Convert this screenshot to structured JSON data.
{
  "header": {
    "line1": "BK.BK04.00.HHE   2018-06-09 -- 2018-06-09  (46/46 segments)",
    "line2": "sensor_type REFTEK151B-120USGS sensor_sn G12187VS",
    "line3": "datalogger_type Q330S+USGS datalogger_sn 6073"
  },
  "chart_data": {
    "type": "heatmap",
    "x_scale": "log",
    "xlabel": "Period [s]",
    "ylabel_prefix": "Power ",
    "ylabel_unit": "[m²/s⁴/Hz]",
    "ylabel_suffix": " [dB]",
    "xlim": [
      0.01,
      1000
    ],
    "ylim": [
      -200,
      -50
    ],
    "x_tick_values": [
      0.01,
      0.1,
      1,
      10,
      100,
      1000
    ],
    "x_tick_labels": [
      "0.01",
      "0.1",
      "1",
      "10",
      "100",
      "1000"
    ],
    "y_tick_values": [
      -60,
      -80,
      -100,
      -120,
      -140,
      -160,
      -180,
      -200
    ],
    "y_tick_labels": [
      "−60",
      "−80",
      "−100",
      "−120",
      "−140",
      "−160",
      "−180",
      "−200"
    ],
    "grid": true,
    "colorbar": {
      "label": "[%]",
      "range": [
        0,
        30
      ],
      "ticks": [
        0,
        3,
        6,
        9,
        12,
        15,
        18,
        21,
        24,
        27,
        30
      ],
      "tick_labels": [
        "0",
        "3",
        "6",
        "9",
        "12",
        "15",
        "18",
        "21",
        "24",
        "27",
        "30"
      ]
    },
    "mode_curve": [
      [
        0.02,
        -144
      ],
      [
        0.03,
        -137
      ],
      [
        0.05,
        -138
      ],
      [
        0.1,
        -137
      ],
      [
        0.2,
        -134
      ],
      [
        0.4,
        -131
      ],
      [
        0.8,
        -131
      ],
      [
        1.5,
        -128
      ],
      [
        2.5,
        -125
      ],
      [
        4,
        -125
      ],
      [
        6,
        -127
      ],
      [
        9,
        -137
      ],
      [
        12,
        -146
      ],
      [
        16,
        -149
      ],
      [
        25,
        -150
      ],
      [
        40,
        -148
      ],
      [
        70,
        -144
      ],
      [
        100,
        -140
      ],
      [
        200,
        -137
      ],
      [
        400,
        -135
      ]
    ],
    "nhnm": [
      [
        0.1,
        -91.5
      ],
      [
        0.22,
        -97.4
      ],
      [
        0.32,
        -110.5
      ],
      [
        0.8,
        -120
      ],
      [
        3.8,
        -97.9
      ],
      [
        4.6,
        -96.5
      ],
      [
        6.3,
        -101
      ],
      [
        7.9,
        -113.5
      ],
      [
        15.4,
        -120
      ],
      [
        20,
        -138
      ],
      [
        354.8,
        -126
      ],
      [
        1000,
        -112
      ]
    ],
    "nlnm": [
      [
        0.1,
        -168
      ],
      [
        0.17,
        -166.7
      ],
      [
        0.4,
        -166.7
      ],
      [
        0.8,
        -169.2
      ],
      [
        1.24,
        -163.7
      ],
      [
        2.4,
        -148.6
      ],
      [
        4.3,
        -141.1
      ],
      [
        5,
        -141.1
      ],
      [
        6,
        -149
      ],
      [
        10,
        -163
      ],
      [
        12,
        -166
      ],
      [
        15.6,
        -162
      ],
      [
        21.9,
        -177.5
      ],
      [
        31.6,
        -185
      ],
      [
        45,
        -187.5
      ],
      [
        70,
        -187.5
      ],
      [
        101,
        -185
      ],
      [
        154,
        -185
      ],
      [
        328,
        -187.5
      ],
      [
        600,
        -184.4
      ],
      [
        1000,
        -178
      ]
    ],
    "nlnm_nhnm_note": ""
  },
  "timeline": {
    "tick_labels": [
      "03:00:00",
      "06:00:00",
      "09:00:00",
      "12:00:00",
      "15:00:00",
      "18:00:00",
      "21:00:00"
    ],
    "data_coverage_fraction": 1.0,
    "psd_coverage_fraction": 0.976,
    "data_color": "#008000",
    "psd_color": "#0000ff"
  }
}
--*--
* _Problem_:
From the records above, extract every entry exactly as given.

* _Task result_:
Convert this screenshot to structured JSON data.
{
  "header": {
    "line1": "BK.BK04.00.HHE   2018-06-09 -- 2018-06-09  (46/46 segments)",
    "line2": "sensor_type REFTEK151B-120USGS sensor_sn G12187VS",
    "line3": "datalogger_type Q330S+USGS datalogger_sn 6073"
  },
  "chart_data": {
    "type": "heatmap",
    "x_scale": "log",
    "xlabel": "Period [s]",
    "ylabel_prefix": "Power ",
    "ylabel_unit": "[m²/s⁴/Hz]",
    "ylabel_suffix": " [dB]",
    "xlim": [
      0.01,
      1000
    ],
    "ylim": [
      -200,
      -50
    ],
    "x_tick_values": [
      0.01,
      0.1,
      1,
      10,
      100,
      1000
    ],
    "x_tick_labels": [
      "0.01",
      "0.1",
      "1",
      "10",
      "100",
      "1000"
    ],
    "y_tick_values": [
      -60,
      -80,
      -100,
      -120,
      -140,
      -160,
      -180,
      -200
    ],
    "y_tick_labels": [
      "−60",
      "−80",
      "−100",
      "−120",
      "−140",
      "−160",
      "−180",
      "−200"
    ],
    "grid": true,
    "colorbar": {
      "label": "[%]",
      "range": [
        0,
        30
      ],
      "ticks": [
        0,
        3,
        6,
        9,
        12,
        15,
        18,
        21,
        24,
        27,
        30
      ],
      "tick_labels": [
        "0",
        "3",
        "6",
        "9",
        "12",
        "15",
        "18",
        "21",
        "24",
        "27",
        "30"
      ]
    },
    "mode_curve": [
      [
        0.02,
        -144
      ],
      [
        0.03,
        -137
      ],
      [
        0.05,
        -138
      ],
      [
        0.1,
        -137
      ],
      [
        0.2,
        -134
      ],
      [
        0.4,
        -131
      ],
      [
        0.8,
        -131
      ],
      [
        1.5,
        -128
      ],
      [
        2.5,
        -125
      ],
      [
        4,
        -125
      ],
      [
        6,
        -127
      ],
      [
        9,
        -137
      ],
      [
        12,
        -146
      ],
      [
        16,
        -149
      ],
      [
        25,
        -150
      ],
      [
        40,
        -148
      ],
      [
        70,
        -144
      ],
      [
        100,
        -140
      ],
      [
        200,
        -137
      ],
      [
        400,
        -135
      ]
    ],
    "nhnm": [
      [
        0.1,
        -91.5
      ],
      [
        0.22,
        -97.4
      ],
      [
        0.32,
        -110.5
      ],
      [
        0.8,
        -120
      ],
      [
        3.8,
        -97.9
      ],
      [
        4.6,
        -96.5
      ],
      [
        6.3,
        -101
      ],
      [
        7.9,
        -113.5
      ],
      [
        15.4,
        -120
      ],
      [
        20,
        -138
      ],
      [
        354.8,
        -126
      ],
      [
        1000,
        -112
      ]
    ],
    "nlnm": [
      [
        0.1,
        -168
      ],
      [
        0.17,
        -166.7
      ],
      [
        0.4,
        -166.7
      ],
      [
        0.8,
        -169.2
      ],
      [
        1.24,
        -163.7
      ],
      [
        2.4,
        -148.6
      ],
      [
        4.3,
        -141.1
      ],
      [
        5,
        -141.1
      ],
      [
        6,
        -149
      ],
      [
        10,
        -163
      ],
      [
        12,
        -166
      ],
      [
        15.6,
        -162
      ],
      [
        21.9,
        -177.5
      ],
      [
        31.6,
        -185
      ],
      [
        45,
        -187.5
      ],
      [
        70,
        -187.5
      ],
      [
        101,
        -185
      ],
      [
        154,
        -185
      ],
      [
        328,
        -187.5
      ],
      [
        600,
        -184.4
      ],
      [
        1000,
        -178
      ]
    ],
    "nlnm_nhnm_note": ""
  },
  "timeline": {
    "tick_labels": [
      "03:00:00",
      "06:00:00",
      "09:00:00",
      "12:00:00",
      "15:00:00",
      "18:00:00",
      "21:00:00"
    ],
    "data_coverage_fraction": 1.0,
    "psd_coverage_fraction": 0.976,
    "data_color": "#008000",
    "psd_color": "#0000ff"
  }
}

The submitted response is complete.